Page excerpt:
▼

# Hanging deer in 50-60 degree weather



## mn5503 (Feb 21, 2006)

Yes you'd be fine for one night.

You'd be better of if you could get it quatered up and in a fridge or coolers with ice.


----------



## River420Bottom (Jul 21, 2008)

i wont have much time saturday night thats why i was hoping i could let them hang overnight and get back to them in the morning, thanks


----------



## gamoboy (Sep 29, 2008)

might try rolling it up in a tarp with a few bags of ice.


----------



## jim p (Oct 29, 2003)

I saw a post somewhere that showed the bacteria growth in meat for different temperatures. The growth of bacteria in the meat is going to change the taste. This is why some people like to age meat. This is also why some meat taste bad if aged too long. This is also why some meat makes you sick. 

Although it might be safe and taste great if hung, I would try to ice it down just to be sure.


----------



## sweet old bill (Apr 21, 2003)

In the past we always would in temps in the 50 to 60 gut, skin off the hide, and wash down the deer. We would also if down south put the deer in a cloth bag to ensure no flies get on the deer. I alway try to treat like a good side of beef. I do not like to go for aging. Even in our up North November weather, we try to get the gut out asap and the hide off.


----------



## Scottyluck (Dec 31, 2003)

I shot a doe on the 15th. 
Because I was waiting to here from another friend who had shot a doe and was having trouble finding her I didn't get to butchering right away in case I had to head into the woods to help track. 
Temps were proably in the 60's over night. I packed her body cavity with 3 bags of ice and wrapped her in a moving blanket. I didn't get to her until 4pm the next day. She was fine. The ice and blanket did the trick.


----------



## nodog (Mar 1, 2005)

The deer keeps itself warm when it's cold out so just use it as a cooler. Stuff a bag of ice inside the cavity and it will be good for days. Meat will be cold enough to hurt your hands. Gut it quick, open it up till you get the ice and that should be fairly soon, like you kill the thing drag it out and on the way to the check station or at the station get a bag. Doing it for years and never had a deer go bad. Haven't done it with others and it has. Brother hung one just like your talking as a kid, went bad. Unless your draining blood or keeping it away from critters there's no reason to hang it apart from butchering, for some reason people feel it's a natural part of deer hunting.

▲

Information:
▼

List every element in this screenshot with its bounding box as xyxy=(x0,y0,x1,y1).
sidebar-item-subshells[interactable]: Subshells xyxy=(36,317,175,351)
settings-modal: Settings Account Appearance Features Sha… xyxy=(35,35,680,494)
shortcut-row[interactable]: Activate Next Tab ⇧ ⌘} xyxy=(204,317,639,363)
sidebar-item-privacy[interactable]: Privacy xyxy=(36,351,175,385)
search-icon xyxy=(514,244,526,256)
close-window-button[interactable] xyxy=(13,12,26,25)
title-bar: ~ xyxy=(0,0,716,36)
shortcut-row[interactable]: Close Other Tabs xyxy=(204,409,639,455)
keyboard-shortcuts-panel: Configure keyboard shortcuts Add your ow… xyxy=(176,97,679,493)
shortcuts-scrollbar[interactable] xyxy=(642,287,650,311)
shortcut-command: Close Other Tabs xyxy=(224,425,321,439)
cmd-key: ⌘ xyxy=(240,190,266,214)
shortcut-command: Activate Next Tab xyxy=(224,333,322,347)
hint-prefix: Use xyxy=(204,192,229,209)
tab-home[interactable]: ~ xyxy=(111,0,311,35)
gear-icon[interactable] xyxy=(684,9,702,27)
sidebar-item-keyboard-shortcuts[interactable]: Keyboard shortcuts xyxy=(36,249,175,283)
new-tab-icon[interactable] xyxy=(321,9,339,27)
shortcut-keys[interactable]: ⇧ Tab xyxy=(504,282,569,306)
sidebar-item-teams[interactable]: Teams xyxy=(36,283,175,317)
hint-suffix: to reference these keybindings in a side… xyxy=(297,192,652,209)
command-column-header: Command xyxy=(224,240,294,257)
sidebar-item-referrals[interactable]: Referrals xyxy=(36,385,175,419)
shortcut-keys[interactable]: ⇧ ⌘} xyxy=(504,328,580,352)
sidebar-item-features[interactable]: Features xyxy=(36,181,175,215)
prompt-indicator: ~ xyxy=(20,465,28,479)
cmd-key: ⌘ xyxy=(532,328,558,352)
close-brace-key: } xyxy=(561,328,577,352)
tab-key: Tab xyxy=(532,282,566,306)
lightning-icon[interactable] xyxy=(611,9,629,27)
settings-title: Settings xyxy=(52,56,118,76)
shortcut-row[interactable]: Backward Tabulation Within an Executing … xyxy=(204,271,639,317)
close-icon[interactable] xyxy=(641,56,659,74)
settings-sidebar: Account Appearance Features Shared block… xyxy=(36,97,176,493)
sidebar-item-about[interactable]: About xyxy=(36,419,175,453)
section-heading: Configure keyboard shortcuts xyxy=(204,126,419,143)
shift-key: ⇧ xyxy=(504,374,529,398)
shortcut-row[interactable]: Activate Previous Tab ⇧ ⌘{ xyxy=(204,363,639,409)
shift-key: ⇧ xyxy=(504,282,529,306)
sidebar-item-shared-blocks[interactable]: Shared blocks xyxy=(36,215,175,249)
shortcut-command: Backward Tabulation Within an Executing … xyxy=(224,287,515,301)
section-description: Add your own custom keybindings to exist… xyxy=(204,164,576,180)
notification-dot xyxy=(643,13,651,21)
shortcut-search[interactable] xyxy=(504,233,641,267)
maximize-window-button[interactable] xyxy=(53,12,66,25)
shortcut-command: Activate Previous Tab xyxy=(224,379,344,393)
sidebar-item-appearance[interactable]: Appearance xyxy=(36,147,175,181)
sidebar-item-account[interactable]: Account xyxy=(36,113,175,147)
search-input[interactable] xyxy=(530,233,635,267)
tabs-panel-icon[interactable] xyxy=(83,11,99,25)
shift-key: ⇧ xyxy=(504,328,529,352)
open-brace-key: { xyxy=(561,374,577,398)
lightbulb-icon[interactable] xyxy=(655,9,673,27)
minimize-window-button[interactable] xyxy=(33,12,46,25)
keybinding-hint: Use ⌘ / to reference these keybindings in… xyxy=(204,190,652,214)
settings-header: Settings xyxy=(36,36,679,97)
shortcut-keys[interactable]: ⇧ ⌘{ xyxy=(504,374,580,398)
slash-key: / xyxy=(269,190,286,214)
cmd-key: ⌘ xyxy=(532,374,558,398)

▲

What needs to be done: In the thread on hanging deer in 50-60 degree weather, what did Scottyluck pack the doe's body cavity with?

Result of this task: Three bags of ice.